▸ What you should do
Copy word for word the entries from the very beginning through the line containing "The bearings 61 is at (135, 226).", with both ends included and the pictures left out.

________

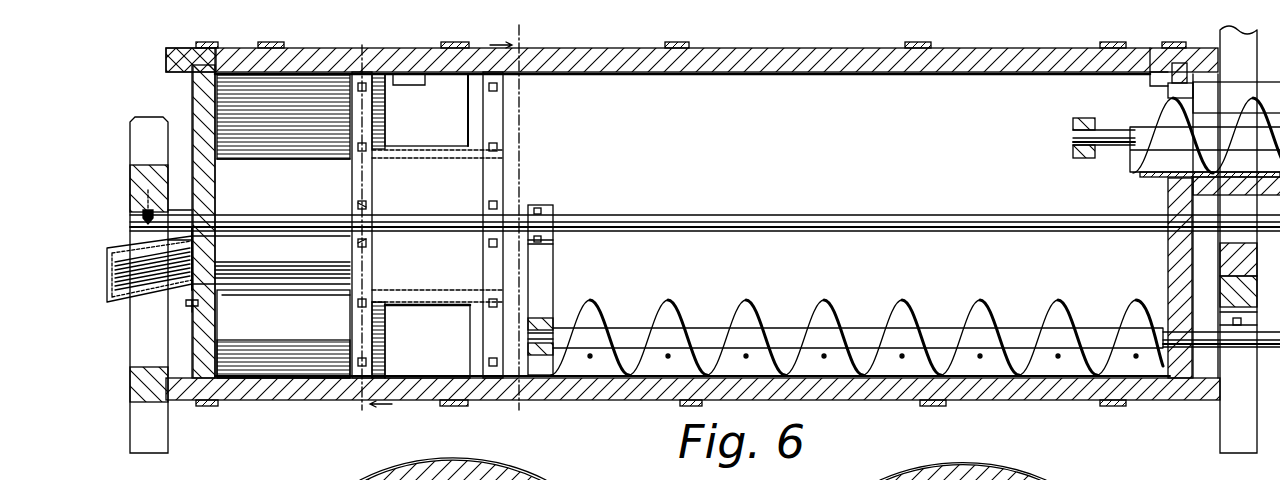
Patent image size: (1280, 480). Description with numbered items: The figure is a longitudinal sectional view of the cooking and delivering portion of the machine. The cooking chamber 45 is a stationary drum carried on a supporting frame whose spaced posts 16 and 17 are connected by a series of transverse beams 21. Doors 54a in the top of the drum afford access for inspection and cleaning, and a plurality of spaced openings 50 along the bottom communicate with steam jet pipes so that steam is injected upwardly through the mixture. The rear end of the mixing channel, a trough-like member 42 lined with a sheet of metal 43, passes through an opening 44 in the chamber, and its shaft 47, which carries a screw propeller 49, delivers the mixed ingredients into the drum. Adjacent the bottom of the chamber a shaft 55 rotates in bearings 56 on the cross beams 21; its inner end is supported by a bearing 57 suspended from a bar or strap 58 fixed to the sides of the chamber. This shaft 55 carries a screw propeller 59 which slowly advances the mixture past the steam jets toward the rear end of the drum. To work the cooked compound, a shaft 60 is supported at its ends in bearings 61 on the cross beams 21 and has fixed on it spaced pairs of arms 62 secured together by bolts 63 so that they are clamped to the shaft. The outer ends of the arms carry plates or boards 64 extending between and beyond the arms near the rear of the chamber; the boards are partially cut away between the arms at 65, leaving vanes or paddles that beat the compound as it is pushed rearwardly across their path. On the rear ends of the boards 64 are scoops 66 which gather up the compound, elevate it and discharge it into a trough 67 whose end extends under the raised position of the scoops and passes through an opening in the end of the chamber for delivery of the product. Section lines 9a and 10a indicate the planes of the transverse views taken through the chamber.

The doors 54a is at (300, 44).
The section line 10a is at (368, 235).
The section line 9a is at (510, 229).
The cooking chamber 45 is at (806, 68).
The posts 16 is at (1218, 45).
The transverse beams 21 is at (142, 172).
The bearings 61 is at (135, 226).
The trough 67 is at (156, 290).
The posts 17 is at (125, 347).
The plates or boards 64 is at (302, 160).
The arms 62 is at (372, 188).
The bolts 63 is at (370, 208).
The cut-away portion 65 is at (444, 138).
The scoops 66 is at (262, 350).
The bar or strap 58 is at (550, 280).
The bearing 57 is at (560, 315).
The shaft 60 is at (862, 208).
The screw propeller 59 is at (980, 302).
The shaft 55 is at (1110, 328).
The openings 50 is at (822, 356).
The bearings 56 is at (1242, 350).
The opening 44 is at (1168, 90).
The sheet of metal 43 is at (1073, 123).
The shaft 47 is at (1108, 150).
The screw conveyor 49 is at (1238, 110).
The trough-like member 42 is at (1258, 104).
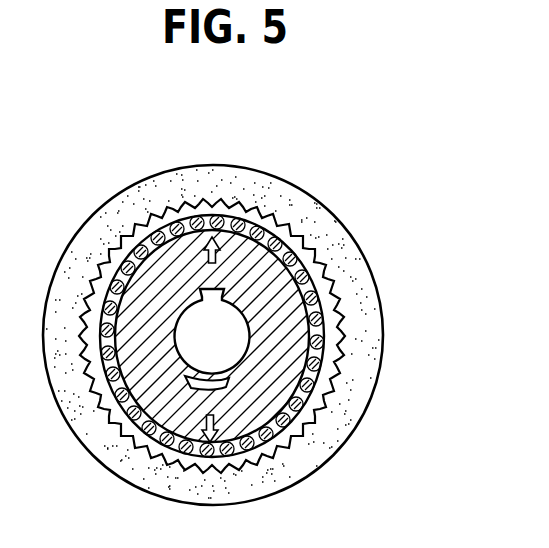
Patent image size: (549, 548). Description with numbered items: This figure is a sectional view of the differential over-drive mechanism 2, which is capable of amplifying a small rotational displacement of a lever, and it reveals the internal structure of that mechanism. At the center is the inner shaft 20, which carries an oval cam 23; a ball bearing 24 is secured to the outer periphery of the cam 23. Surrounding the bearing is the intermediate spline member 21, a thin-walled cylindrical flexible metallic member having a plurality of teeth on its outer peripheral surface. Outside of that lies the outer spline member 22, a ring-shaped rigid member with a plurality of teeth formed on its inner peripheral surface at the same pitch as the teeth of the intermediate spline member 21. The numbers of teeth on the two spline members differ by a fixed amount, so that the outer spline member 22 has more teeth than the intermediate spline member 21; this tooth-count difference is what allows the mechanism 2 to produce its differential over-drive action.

The differential over-drive mechanism 2 is at (269, 300).
The inner shaft 20 is at (269, 276).
The intermediate spline member 21 is at (273, 289).
The outer spline member 22 is at (365, 390).
The oval cam 23 is at (322, 262).
The ball bearing 24 is at (212, 284).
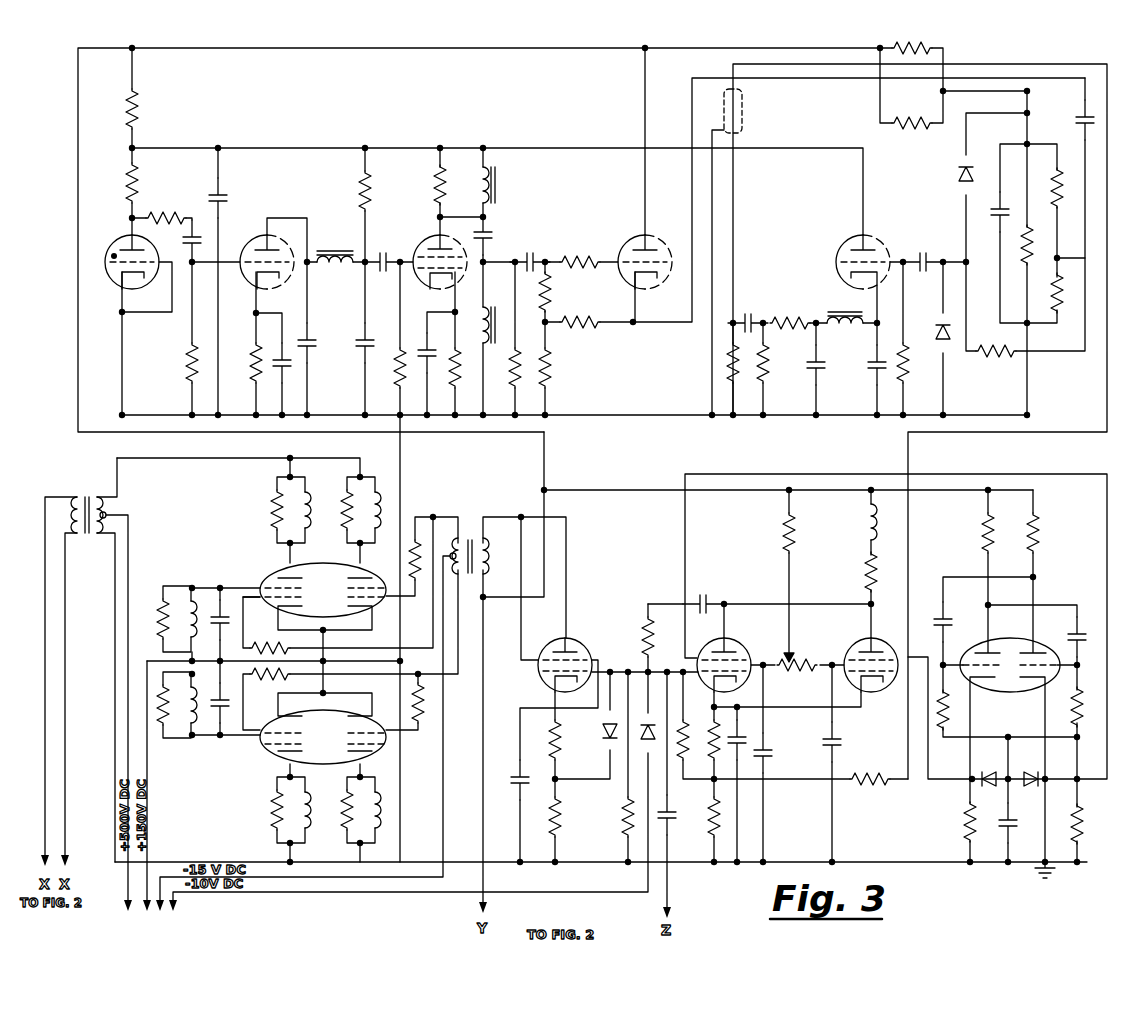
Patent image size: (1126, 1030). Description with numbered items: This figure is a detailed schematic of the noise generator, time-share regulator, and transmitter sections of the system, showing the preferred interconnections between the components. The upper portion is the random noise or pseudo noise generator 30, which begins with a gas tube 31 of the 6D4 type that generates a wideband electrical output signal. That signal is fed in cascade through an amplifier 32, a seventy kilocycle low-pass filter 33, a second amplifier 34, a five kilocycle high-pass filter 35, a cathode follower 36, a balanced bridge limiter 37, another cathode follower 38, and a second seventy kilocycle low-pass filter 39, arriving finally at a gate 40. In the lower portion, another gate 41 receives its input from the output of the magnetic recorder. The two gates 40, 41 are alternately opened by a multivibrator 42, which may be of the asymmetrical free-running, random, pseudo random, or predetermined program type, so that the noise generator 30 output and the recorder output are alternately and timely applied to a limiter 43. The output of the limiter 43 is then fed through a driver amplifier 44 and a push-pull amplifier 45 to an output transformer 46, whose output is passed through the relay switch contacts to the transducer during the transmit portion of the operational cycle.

The random noise or pseudo noise generator 30 is at (59, 156).
The gas tube 31 is at (128, 246).
The amplifier 32 is at (259, 221).
The seventy kilocycle low-pass filter 33 is at (342, 241).
The amplifier 34 is at (414, 246).
The five kilocycle high-pass filter 35 is at (501, 229).
The cathode follower 36 is at (630, 233).
The balanced bridge limiter 37 is at (1041, 135).
The cathode follower 38 is at (840, 243).
The seventy kilocycle low-pass filter 39 is at (776, 300).
The gate 40 is at (845, 641).
The gate 41 is at (753, 646).
The multivibrator 42 is at (1055, 601).
The limiter 43 is at (631, 660).
The driver amplifier 44 is at (596, 639).
The push-pull amplifier 45 is at (257, 564).
The output transformer 46 is at (99, 500).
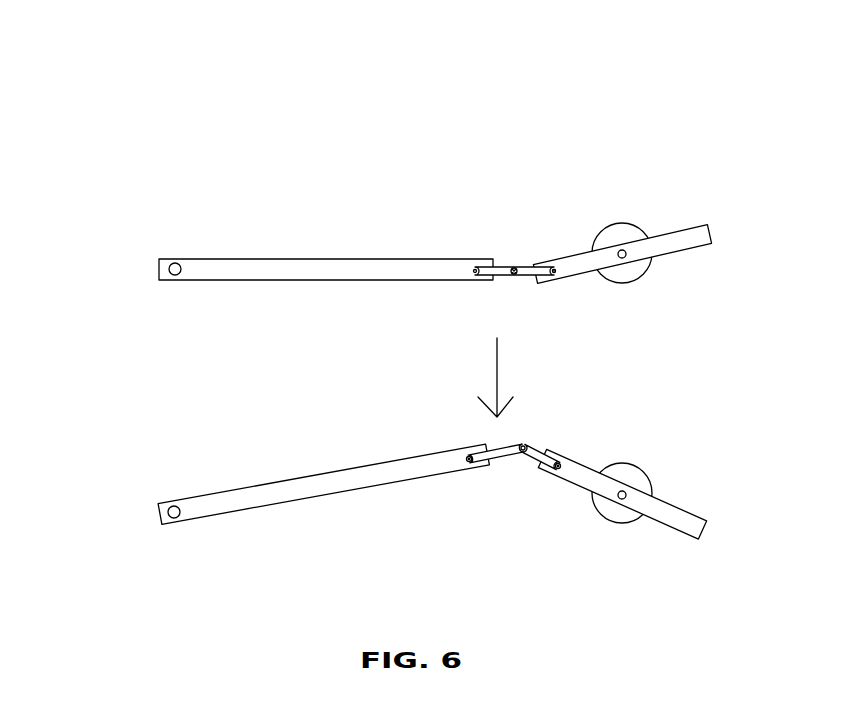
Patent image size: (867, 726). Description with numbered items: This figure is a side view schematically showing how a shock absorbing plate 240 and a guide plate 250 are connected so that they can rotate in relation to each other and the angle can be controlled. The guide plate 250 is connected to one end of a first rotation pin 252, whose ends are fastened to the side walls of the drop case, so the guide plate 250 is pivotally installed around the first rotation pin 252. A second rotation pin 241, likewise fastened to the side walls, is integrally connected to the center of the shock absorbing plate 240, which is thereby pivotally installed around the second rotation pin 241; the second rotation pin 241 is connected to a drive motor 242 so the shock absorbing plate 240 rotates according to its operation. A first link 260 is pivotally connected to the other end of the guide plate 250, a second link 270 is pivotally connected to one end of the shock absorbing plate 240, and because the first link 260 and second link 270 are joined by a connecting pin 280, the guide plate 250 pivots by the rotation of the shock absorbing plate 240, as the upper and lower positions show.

The shock absorbing plate 240 is at (677, 230).
The second rotation pin 241 is at (626, 254).
The drive motor 242 is at (613, 223).
The guide plate 250 is at (266, 259).
The first rotation pin 252 is at (169, 269).
The first link 260 is at (486, 267).
The second link 270 is at (533, 270).
The connecting pin 280 is at (513, 267).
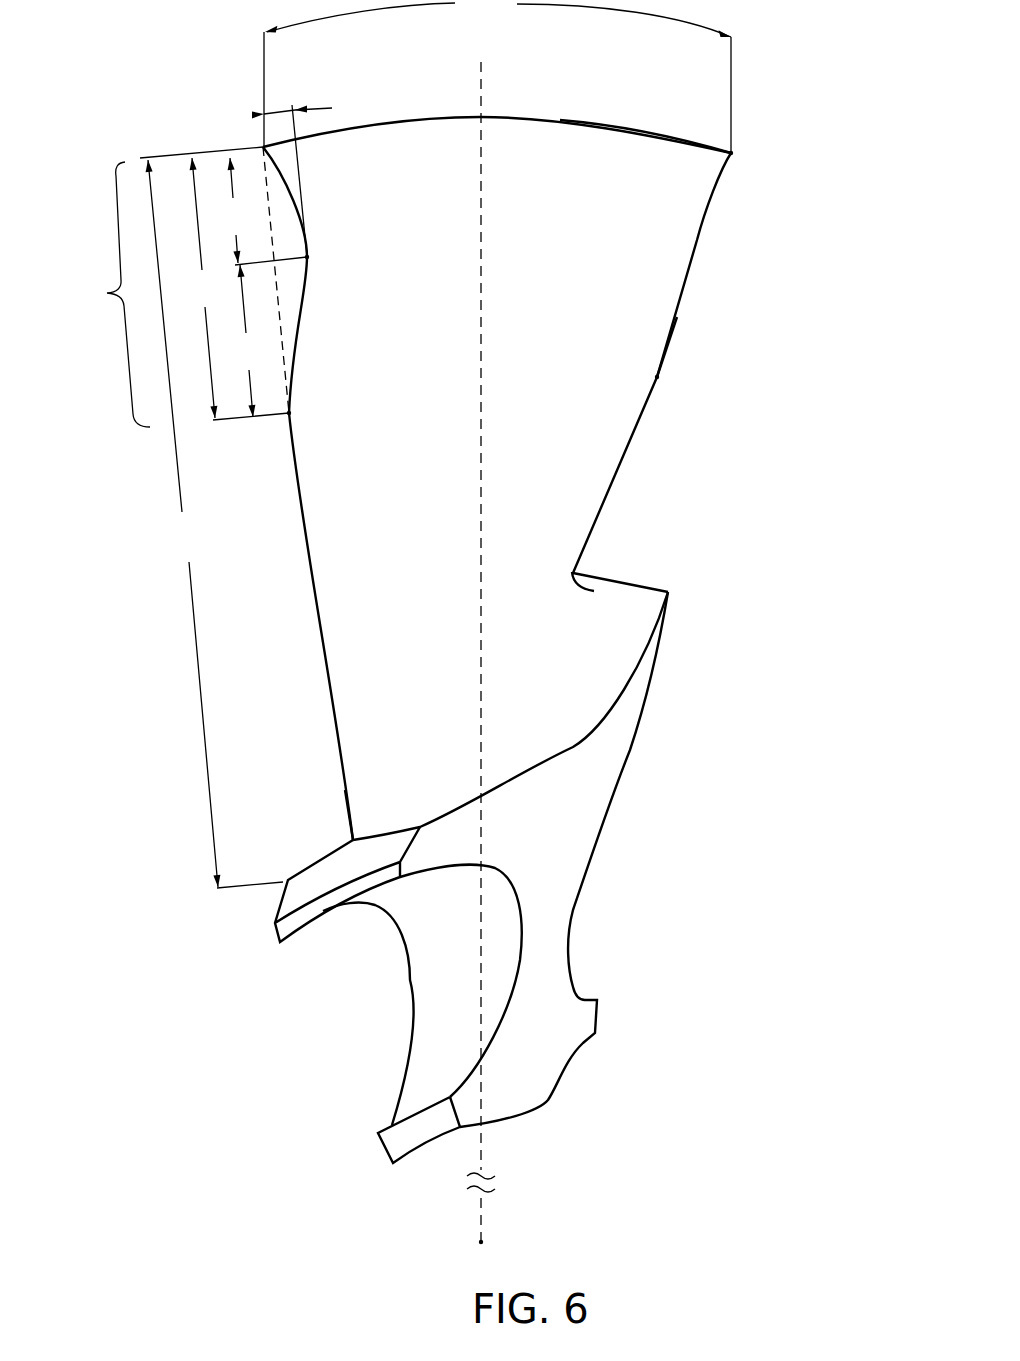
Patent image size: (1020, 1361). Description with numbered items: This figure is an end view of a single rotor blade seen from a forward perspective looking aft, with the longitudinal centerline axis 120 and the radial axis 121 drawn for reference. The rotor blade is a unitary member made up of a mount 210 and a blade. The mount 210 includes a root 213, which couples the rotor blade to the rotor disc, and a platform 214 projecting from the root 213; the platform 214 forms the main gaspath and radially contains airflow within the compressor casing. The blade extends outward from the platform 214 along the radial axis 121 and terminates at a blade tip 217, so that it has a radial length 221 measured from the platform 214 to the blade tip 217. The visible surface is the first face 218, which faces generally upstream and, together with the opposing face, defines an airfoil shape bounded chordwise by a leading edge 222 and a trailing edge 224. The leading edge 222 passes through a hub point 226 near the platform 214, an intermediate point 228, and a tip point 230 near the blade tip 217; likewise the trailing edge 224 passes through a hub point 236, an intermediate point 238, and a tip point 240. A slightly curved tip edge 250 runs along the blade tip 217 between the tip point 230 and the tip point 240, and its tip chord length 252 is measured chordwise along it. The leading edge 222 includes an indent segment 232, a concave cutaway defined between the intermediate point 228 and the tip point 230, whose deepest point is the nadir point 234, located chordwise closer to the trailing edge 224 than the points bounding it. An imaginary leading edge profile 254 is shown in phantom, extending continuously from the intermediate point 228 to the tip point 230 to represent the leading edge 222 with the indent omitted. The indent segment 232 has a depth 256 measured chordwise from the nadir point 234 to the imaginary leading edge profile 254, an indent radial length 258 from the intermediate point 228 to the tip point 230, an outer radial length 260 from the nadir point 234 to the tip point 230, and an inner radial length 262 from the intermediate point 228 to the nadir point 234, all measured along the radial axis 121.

The longitudinal centerline axis 120 is at (481, 1242).
The radial axis 121 is at (482, 80).
The mount 210 is at (558, 917).
The root 213 is at (430, 1030).
The platform 214 is at (283, 903).
The blade tip 217 is at (596, 120).
The first face 218 is at (412, 392).
The radial length 221 is at (214, 524).
The leading edge 222 is at (318, 602).
The trailing edge 224 is at (697, 275).
The hub point 226 is at (349, 836).
The intermediate point 228 is at (289, 413).
The tip point 230 is at (263, 147).
The indent segment 232 is at (102, 294).
The nadir point 234 is at (307, 257).
The hub point 236 is at (576, 573).
The intermediate point 238 is at (657, 377).
The tip point 240 is at (733, 153).
The tip edge 250 is at (403, 120).
The tip chord length 252 is at (497, 76).
The imaginary leading edge profile 254 is at (280, 303).
The depth 256 is at (280, 112).
The indent radial length 258 is at (204, 288).
The outer radial length 260 is at (231, 210).
The inner radial length 262 is at (249, 341).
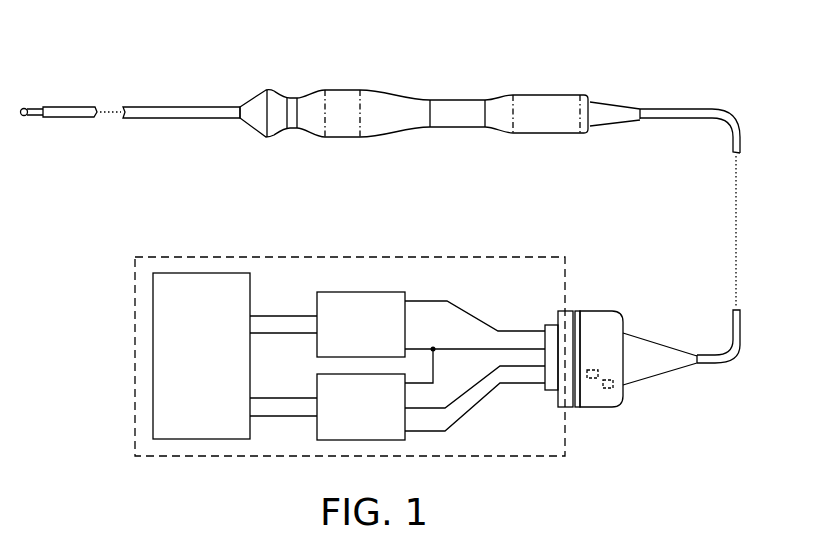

________

▸ Written solution
Patent image size: (1280, 480). Description with numbered items: The figure is a longitudinal sectional view of the cooking and delivering portion of the machine. The cooking chamber 45 is a stationary drum carried on a supporting frame whose spaced posts 16 and 17 are connected by a series of transverse beams 21. Doors 54a in the top of the drum afford access for inspection and cleaning, and a plurality of spaced openings 50 along the bottom communicate with steam jet pipes so that steam is injected upwardly through the mixture. The rear end of the mixing channel, a trough-like member 42 lined with a sheet of metal 43, passes through an opening 44 in the chamber, and its shaft 47, which carries a screw propeller 49, delivers the mixed ingredients into the drum. Adjacent the bottom of the chamber a shaft 55 rotates in bearings 56 on the cross beams 21; its inner end is supported by a bearing 57 suspended from a bar or strap 58 fixed to the sides of the chamber. This shaft 55 carries a screw propeller 59 which slowly advances the mixture past the steam jets toward the rear end of the drum. To work the cooked compound, a shaft 60 is supported at its ends in bearings 61 on the cross beams 21 and has fixed on it spaced pairs of arms 62 secured together by bolts 63 so that they are clamped to the shaft. The outer ends of the arms carry plates or boards 64 extending between and beyond the arms near the rear of the chamber; the boards are partially cut away between the arms at 65, leaving vanes or paddles that beat the compound as it is pushed rearwardly across their path. On the rear ends of the boards 64 are scoops 66 which gather up the compound, elevate it and discharge it into a trough 67 whose end extends under the raised position of the scoops and passes through an opening in the end of the chamber for delivery of the product. Section lines 9a and 10a indicate the planes of the transverse views taken through the chamber.

The doors 54a is at (300, 44).
The section line 10a is at (368, 235).
The section line 9a is at (510, 229).
The cooking chamber 45 is at (806, 68).
The posts 16 is at (1218, 45).
The transverse beams 21 is at (142, 172).
The bearings 61 is at (135, 226).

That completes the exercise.